◆ **Exercise brief**: Find the word "EtOH" in the material below and gather every line that contains it.

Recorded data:
________________

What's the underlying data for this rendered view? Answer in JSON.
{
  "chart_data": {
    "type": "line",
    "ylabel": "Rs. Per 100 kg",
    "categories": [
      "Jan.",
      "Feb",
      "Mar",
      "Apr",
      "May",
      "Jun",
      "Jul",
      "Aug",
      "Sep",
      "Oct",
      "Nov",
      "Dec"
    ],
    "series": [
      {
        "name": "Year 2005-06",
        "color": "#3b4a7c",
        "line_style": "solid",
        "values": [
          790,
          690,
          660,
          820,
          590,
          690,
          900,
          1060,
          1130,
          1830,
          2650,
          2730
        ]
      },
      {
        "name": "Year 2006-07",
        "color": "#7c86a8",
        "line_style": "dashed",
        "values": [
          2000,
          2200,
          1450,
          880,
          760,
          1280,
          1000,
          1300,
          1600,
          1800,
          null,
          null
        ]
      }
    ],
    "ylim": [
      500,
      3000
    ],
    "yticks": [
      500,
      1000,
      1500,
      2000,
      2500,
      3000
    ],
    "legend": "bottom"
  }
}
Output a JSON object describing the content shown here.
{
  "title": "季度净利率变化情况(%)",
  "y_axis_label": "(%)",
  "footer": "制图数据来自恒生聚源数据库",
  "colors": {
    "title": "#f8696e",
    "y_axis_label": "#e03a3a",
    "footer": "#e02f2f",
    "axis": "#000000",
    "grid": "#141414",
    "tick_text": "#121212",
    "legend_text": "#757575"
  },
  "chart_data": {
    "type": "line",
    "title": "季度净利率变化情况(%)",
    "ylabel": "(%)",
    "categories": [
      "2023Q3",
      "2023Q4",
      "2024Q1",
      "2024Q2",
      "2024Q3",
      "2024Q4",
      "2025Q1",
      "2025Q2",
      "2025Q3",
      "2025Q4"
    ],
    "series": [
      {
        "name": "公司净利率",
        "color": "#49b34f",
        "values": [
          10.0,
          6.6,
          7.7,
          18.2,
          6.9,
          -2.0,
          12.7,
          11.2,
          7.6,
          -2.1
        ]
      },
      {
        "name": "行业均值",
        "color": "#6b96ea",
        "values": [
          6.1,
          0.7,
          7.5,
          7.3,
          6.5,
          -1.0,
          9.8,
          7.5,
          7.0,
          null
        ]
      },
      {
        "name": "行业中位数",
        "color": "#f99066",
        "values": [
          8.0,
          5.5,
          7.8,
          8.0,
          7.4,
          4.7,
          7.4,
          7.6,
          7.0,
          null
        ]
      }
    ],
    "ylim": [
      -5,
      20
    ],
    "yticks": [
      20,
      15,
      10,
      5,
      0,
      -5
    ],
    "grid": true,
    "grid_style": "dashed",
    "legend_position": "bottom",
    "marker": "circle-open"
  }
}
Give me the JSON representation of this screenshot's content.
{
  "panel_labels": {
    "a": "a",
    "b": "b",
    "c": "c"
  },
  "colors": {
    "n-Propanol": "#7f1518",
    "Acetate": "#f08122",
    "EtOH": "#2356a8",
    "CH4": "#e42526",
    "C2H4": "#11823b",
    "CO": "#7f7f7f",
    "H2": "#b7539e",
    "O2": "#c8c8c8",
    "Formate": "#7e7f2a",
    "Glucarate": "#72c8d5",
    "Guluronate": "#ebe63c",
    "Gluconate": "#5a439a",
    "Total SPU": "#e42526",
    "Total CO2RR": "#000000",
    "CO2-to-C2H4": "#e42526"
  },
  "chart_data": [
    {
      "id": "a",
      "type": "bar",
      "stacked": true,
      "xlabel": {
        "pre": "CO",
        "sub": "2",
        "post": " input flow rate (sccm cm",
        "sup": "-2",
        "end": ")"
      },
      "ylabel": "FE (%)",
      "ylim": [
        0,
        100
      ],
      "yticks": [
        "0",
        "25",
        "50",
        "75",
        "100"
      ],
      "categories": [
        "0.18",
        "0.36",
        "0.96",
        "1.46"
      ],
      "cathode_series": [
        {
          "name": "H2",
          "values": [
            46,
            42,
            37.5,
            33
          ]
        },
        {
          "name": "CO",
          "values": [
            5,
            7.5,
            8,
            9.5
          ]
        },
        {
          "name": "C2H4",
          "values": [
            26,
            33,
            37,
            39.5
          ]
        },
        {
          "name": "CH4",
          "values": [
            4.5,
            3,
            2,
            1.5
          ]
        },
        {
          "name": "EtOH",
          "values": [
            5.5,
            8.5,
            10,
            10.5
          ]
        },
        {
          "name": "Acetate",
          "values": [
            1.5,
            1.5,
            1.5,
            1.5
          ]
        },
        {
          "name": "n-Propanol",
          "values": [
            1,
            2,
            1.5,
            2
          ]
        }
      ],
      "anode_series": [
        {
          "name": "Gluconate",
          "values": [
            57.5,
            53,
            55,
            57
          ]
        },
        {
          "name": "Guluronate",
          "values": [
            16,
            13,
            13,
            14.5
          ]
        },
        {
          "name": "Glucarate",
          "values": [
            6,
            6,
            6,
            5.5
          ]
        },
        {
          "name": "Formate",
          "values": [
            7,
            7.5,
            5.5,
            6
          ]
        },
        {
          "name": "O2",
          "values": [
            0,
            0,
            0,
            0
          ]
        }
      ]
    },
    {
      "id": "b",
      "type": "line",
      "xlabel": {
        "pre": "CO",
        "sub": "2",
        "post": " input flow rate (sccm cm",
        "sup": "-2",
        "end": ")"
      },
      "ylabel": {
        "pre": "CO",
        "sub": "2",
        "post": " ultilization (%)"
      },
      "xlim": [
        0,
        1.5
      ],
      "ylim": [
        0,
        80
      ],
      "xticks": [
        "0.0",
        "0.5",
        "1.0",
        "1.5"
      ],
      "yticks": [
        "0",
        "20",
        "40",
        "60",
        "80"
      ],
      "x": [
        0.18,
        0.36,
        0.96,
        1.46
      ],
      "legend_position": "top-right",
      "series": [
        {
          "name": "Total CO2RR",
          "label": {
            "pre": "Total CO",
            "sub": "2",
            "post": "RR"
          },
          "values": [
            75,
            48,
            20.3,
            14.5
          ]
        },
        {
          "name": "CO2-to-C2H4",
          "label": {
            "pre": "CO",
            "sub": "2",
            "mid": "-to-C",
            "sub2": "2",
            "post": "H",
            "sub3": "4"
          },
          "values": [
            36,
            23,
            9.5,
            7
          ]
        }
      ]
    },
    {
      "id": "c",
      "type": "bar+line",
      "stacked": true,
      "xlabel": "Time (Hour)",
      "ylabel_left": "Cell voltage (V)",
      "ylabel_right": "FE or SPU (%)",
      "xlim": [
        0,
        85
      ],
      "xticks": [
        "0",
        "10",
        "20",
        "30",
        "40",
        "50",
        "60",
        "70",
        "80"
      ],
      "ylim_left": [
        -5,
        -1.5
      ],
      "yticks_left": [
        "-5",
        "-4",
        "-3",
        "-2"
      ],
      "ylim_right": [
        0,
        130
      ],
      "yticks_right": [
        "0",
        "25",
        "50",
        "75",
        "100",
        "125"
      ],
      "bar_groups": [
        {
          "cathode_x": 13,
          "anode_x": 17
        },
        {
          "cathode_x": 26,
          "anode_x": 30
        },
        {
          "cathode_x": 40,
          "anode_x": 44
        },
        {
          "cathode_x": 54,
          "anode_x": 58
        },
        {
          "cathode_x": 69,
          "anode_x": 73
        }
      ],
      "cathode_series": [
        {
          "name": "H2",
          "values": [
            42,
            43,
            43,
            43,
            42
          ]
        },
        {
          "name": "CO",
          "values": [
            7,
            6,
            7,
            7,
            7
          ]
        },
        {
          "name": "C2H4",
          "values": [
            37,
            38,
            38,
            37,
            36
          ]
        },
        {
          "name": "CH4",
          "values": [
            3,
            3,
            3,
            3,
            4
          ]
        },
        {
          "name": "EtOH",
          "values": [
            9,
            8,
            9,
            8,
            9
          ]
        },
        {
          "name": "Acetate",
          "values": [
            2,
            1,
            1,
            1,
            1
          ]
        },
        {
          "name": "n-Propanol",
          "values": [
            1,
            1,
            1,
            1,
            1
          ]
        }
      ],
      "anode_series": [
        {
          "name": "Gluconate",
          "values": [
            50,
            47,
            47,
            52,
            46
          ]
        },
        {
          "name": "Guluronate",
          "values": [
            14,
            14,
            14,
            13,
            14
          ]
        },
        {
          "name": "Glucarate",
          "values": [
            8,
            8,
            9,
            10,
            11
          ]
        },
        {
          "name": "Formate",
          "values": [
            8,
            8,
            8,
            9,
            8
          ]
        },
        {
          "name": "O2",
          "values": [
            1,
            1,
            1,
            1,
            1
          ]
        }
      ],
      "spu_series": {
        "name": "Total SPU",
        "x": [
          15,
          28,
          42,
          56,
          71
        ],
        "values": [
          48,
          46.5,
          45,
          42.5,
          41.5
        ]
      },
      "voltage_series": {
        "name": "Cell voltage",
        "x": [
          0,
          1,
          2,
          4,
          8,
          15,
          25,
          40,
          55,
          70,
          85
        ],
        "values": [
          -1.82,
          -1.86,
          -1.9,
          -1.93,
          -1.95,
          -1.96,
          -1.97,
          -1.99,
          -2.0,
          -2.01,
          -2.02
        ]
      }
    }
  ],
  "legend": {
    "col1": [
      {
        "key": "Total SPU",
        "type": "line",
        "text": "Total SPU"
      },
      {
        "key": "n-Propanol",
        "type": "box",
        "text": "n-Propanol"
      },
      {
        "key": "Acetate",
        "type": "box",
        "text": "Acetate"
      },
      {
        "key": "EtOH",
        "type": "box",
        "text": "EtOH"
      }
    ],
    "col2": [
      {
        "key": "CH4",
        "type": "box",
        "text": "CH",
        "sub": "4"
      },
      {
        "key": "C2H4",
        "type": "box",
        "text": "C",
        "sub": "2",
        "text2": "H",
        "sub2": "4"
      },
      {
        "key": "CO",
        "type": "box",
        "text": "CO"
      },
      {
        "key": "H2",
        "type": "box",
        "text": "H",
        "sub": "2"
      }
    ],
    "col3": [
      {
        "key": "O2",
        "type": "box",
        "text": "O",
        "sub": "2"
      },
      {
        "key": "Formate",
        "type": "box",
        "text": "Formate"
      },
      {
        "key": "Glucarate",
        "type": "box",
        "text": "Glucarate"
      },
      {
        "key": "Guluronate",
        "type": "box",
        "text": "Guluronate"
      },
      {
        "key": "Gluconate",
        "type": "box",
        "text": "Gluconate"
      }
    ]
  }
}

________________

◆ **Finished answer**:
    "EtOH": "#2356a8",
          "name": "EtOH",
          "name": "EtOH",
        "key": "EtOH",
        "text": "EtOH"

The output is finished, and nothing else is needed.